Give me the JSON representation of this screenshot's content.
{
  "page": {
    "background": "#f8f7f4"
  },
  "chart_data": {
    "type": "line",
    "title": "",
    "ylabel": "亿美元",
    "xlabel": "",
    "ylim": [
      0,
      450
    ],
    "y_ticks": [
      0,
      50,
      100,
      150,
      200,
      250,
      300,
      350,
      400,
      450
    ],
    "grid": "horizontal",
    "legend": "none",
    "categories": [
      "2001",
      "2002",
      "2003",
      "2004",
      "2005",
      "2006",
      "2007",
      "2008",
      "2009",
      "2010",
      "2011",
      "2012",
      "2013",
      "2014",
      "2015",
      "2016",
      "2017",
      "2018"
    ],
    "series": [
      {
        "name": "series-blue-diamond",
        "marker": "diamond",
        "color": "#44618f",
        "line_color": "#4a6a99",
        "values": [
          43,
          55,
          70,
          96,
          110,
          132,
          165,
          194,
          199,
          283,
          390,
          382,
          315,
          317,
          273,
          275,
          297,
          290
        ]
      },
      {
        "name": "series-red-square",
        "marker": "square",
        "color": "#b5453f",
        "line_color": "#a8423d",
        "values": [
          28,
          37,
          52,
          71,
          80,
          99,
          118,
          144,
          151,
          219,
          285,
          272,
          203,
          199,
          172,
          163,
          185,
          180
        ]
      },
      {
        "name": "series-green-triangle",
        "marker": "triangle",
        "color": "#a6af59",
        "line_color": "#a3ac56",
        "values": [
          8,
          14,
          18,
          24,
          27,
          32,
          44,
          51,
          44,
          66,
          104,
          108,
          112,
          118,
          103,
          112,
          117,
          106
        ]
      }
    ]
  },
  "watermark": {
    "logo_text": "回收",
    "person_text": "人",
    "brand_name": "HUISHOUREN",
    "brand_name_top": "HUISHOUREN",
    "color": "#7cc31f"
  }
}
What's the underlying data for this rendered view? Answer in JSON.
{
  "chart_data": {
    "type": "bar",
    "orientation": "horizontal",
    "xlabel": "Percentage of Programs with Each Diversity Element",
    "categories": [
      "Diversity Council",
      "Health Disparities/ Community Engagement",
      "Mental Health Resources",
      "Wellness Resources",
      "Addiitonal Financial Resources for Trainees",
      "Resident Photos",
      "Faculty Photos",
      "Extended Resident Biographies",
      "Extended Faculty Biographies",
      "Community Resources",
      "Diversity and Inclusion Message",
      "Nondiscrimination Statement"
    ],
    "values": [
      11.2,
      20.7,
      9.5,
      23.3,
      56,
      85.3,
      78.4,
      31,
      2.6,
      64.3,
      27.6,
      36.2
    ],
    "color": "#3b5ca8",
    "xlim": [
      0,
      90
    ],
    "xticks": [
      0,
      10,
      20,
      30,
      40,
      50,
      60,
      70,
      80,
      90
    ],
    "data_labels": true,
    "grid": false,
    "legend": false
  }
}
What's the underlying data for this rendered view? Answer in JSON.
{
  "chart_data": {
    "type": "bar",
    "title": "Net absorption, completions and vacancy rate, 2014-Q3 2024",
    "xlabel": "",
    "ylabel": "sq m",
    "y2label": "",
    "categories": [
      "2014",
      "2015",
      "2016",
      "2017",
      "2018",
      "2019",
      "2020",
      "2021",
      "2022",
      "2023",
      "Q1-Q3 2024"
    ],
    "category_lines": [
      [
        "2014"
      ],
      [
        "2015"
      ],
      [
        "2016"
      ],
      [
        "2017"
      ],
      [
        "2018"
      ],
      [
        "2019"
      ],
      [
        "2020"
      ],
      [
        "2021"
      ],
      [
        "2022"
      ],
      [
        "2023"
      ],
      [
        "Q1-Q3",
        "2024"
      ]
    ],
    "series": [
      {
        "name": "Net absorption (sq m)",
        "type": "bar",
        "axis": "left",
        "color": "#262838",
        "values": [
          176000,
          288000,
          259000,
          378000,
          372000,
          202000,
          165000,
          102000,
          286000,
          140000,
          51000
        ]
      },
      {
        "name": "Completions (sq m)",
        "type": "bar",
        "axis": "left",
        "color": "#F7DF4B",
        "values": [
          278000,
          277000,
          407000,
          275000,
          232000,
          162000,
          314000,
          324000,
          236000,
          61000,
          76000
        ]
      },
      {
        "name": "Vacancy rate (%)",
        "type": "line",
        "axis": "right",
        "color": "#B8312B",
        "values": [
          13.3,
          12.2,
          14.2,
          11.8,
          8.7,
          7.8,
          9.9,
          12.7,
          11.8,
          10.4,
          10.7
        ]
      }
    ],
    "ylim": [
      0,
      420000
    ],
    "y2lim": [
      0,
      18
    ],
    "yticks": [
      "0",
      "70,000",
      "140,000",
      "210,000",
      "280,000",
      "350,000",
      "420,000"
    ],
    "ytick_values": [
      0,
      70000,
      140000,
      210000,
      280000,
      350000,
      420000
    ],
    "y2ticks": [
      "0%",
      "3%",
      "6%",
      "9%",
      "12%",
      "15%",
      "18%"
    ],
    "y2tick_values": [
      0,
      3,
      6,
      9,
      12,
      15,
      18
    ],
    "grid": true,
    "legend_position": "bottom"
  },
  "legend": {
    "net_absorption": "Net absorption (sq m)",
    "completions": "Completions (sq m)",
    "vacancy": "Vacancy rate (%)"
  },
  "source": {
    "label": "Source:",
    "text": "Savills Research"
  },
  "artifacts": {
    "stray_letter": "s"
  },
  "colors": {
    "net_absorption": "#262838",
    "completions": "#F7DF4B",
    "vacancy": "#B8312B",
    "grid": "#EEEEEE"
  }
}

- **What is being asked**:
Copy all the records above exactly, missing none.

- **Output of the exercise**:
Give me the JSON representation of this screenshot's content.
{
  "page": {
    "background": "#f8f7f4"
  },
  "chart_data": {
    "type": "line",
    "title": "",
    "ylabel": "亿美元",
    "xlabel": "",
    "ylim": [
      0,
      450
    ],
    "y_ticks": [
      0,
      50,
      100,
      150,
      200,
      250,
      300,
      350,
      400,
      450
    ],
    "grid": "horizontal",
    "legend": "none",
    "categories": [
      "2001",
      "2002",
      "2003",
      "2004",
      "2005",
      "2006",
      "2007",
      "2008",
      "2009",
      "2010",
      "2011",
      "2012",
      "2013",
      "2014",
      "2015",
      "2016",
      "2017",
      "2018"
    ],
    "series": [
      {
        "name": "series-blue-diamond",
        "marker": "diamond",
        "color": "#44618f",
        "line_color": "#4a6a99",
        "values": [
          43,
          55,
          70,
          96,
          110,
          132,
          165,
          194,
          199,
          283,
          390,
          382,
          315,
          317,
          273,
          275,
          297,
          290
        ]
      },
      {
        "name": "series-red-square",
        "marker": "square",
        "color": "#b5453f",
        "line_color": "#a8423d",
        "values": [
          28,
          37,
          52,
          71,
          80,
          99,
          118,
          144,
          151,
          219,
          285,
          272,
          203,
          199,
          172,
          163,
          185,
          180
        ]
      },
      {
        "name": "series-green-triangle",
        "marker": "triangle",
        "color": "#a6af59",
        "line_color": "#a3ac56",
        "values": [
          8,
          14,
          18,
          24,
          27,
          32,
          44,
          51,
          44,
          66,
          104,
          108,
          112,
          118,
          103,
          112,
          117,
          106
        ]
      }
    ]
  },
  "watermark": {
    "logo_text": "回收",
    "person_text": "人",
    "brand_name": "HUISHOUREN",
    "brand_name_top": "HUISHOUREN",
    "color": "#7cc31f"
  }
}
What's the underlying data for this rendered view? Answer in JSON.
{
  "chart_data": {
    "type": "bar",
    "orientation": "horizontal",
    "xlabel": "Percentage of Programs with Each Diversity Element",
    "categories": [
      "Diversity Council",
      "Health Disparities/ Community Engagement",
      "Mental Health Resources",
      "Wellness Resources",
      "Addiitonal Financial Resources for Trainees",
      "Resident Photos",
      "Faculty Photos",
      "Extended Resident Biographies",
      "Extended Faculty Biographies",
      "Community Resources",
      "Diversity and Inclusion Message",
      "Nondiscrimination Statement"
    ],
    "values": [
      11.2,
      20.7,
      9.5,
      23.3,
      56,
      85.3,
      78.4,
      31,
      2.6,
      64.3,
      27.6,
      36.2
    ],
    "color": "#3b5ca8",
    "xlim": [
      0,
      90
    ],
    "xticks": [
      0,
      10,
      20,
      30,
      40,
      50,
      60,
      70,
      80,
      90
    ],
    "data_labels": true,
    "grid": false,
    "legend": false
  }
}
What's the underlying data for this rendered view? Answer in JSON.
{
  "chart_data": {
    "type": "bar",
    "title": "Net absorption, completions and vacancy rate, 2014-Q3 2024",
    "xlabel": "",
    "ylabel": "sq m",
    "y2label": "",
    "categories": [
      "2014",
      "2015",
      "2016",
      "2017",
      "2018",
      "2019",
      "2020",
      "2021",
      "2022",
      "2023",
      "Q1-Q3 2024"
    ],
    "category_lines": [
      [
        "2014"
      ],
      [
        "2015"
      ],
      [
        "2016"
      ],
      [
        "2017"
      ],
      [
        "2018"
      ],
      [
        "2019"
      ],
      [
        "2020"
      ],
      [
        "2021"
      ],
      [
        "2022"
      ],
      [
        "2023"
      ],
      [
        "Q1-Q3",
        "2024"
      ]
    ],
    "series": [
      {
        "name": "Net absorption (sq m)",
        "type": "bar",
        "axis": "left",
        "color": "#262838",
        "values": [
          176000,
          288000,
          259000,
          378000,
          372000,
          202000,
          165000,
          102000,
          286000,
          140000,
          51000
        ]
      },
      {
        "name": "Completions (sq m)",
        "type": "bar",
        "axis": "left",
        "color": "#F7DF4B",
        "values": [
          278000,
          277000,
          407000,
          275000,
          232000,
          162000,
          314000,
          324000,
          236000,
          61000,
          76000
        ]
      },
      {
        "name": "Vacancy rate (%)",
        "type": "line",
        "axis": "right",
        "color": "#B8312B",
        "values": [
          13.3,
          12.2,
          14.2,
          11.8,
          8.7,
          7.8,
          9.9,
          12.7,
          11.8,
          10.4,
          10.7
        ]
      }
    ],
    "ylim": [
      0,
      420000
    ],
    "y2lim": [
      0,
      18
    ],
    "yticks": [
      "0",
      "70,000",
      "140,000",
      "210,000",
      "280,000",
      "350,000",
      "420,000"
    ],
    "ytick_values": [
      0,
      70000,
      140000,
      210000,
      280000,
      350000,
      420000
    ],
    "y2ticks": [
      "0%",
      "3%",
      "6%",
      "9%",
      "12%",
      "15%",
      "18%"
    ],
    "y2tick_values": [
      0,
      3,
      6,
      9,
      12,
      15,
      18
    ],
    "grid": true,
    "legend_position": "bottom"
  },
  "legend": {
    "net_absorption": "Net absorption (sq m)",
    "completions": "Completions (sq m)",
    "vacancy": "Vacancy rate (%)"
  },
  "source": {
    "label": "Source:",
    "text": "Savills Research"
  },
  "artifacts": {
    "stray_letter": "s"
  },
  "colors": {
    "net_absorption": "#262838",
    "completions": "#F7DF4B",
    "vacancy": "#B8312B",
    "grid": "#EEEEEE"
  }
}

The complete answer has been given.